Update everything from the start of the lines down through the line containing "entry-text: João Antonio Pacheco, r.": replace "NEGOCIANTES" with "MERCADORES" and leave all else as it is. Give back only those lines.

=-=-=

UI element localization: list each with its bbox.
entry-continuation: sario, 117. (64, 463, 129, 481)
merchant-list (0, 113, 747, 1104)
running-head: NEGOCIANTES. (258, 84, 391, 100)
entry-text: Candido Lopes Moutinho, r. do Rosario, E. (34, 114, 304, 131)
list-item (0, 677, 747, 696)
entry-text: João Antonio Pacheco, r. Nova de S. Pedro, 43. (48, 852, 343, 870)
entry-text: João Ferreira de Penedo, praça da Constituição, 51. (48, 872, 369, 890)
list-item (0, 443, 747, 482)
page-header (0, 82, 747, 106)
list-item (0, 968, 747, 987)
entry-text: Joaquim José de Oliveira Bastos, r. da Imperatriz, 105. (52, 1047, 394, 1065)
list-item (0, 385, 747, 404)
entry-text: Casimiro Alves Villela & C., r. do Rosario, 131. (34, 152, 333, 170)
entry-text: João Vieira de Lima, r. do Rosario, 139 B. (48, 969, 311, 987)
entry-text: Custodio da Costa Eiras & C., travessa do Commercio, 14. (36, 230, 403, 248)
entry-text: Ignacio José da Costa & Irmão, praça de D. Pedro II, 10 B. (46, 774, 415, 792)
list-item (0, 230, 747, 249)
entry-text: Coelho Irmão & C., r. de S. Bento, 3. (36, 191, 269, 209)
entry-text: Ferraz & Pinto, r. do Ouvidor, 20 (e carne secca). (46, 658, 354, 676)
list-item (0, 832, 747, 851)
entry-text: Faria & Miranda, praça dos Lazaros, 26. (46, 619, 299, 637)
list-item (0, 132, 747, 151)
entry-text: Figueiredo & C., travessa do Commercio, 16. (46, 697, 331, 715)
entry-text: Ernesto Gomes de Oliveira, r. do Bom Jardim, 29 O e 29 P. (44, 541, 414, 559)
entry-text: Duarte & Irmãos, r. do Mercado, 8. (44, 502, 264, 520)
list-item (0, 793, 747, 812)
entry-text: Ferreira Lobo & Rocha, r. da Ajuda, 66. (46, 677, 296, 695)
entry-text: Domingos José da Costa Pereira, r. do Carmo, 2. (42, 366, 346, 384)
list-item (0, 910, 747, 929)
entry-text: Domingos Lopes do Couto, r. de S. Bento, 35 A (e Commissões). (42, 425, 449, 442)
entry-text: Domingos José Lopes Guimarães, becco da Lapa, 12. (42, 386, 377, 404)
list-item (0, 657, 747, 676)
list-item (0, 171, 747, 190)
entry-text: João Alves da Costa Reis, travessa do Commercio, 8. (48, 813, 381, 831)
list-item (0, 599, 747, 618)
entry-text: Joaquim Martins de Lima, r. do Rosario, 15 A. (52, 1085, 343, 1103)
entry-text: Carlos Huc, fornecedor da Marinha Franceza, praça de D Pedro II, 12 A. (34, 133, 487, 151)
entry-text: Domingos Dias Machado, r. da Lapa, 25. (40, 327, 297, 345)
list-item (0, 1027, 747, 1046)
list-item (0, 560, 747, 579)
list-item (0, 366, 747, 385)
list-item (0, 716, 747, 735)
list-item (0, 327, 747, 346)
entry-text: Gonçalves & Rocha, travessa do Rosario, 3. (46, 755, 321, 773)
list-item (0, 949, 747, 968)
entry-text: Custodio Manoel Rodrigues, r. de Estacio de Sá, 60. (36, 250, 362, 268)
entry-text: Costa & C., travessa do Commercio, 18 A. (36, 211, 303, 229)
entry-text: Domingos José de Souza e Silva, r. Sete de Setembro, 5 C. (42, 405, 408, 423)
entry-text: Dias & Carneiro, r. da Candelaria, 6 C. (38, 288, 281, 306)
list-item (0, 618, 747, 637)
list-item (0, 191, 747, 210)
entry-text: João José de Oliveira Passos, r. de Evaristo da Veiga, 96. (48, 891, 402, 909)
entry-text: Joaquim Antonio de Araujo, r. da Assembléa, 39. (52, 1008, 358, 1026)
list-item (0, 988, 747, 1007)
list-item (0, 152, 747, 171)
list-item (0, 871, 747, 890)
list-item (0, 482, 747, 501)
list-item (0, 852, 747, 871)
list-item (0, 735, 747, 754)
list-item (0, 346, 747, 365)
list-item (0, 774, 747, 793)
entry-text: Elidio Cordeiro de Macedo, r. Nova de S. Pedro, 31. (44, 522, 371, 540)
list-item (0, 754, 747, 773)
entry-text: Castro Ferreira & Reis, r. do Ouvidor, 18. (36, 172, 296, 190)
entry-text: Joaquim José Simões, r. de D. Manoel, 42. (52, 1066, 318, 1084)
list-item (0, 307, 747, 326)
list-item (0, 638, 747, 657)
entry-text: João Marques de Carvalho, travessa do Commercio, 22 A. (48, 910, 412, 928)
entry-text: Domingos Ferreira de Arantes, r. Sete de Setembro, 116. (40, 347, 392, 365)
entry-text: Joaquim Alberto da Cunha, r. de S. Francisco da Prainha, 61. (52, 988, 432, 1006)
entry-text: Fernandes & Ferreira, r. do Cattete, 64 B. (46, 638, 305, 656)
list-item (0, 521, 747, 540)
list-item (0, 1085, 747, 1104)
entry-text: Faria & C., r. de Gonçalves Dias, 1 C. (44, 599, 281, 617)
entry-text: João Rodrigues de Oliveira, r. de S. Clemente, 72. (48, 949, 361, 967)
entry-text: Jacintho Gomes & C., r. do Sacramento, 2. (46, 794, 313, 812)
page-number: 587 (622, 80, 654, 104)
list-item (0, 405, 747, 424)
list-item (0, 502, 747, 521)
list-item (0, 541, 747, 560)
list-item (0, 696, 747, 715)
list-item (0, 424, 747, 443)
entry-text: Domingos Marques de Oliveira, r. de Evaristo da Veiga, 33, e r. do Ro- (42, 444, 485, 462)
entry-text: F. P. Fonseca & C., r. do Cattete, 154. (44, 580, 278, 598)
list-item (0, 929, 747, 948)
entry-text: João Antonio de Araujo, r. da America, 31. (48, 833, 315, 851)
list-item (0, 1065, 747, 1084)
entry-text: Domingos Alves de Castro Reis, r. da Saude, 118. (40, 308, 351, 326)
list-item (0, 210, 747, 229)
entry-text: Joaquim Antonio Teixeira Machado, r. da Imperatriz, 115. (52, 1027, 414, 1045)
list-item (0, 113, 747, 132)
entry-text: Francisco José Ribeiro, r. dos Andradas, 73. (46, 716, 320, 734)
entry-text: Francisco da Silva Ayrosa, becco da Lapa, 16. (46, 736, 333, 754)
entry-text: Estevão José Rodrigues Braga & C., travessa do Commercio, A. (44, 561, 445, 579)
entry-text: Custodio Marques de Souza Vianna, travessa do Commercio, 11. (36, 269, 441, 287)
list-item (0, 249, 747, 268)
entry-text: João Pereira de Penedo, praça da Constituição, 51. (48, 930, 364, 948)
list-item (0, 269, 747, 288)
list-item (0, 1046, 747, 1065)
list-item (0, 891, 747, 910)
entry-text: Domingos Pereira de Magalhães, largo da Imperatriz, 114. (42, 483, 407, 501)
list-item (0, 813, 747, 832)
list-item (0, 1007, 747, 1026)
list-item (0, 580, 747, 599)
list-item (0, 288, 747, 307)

=-=-=

[THE SOLUTION]:
UI element localization: list each with its bbox.
entry-continuation: sario, 117. (64, 463, 129, 481)
merchant-list (0, 113, 747, 1104)
running-head: MERCADORES. (258, 84, 391, 100)
entry-text: Candido Lopes Moutinho, r. do Rosario, E. (34, 114, 304, 131)
list-item (0, 677, 747, 696)
entry-text: João Antonio Pacheco, r. Nova de S. Pedro, 43. (48, 852, 343, 870)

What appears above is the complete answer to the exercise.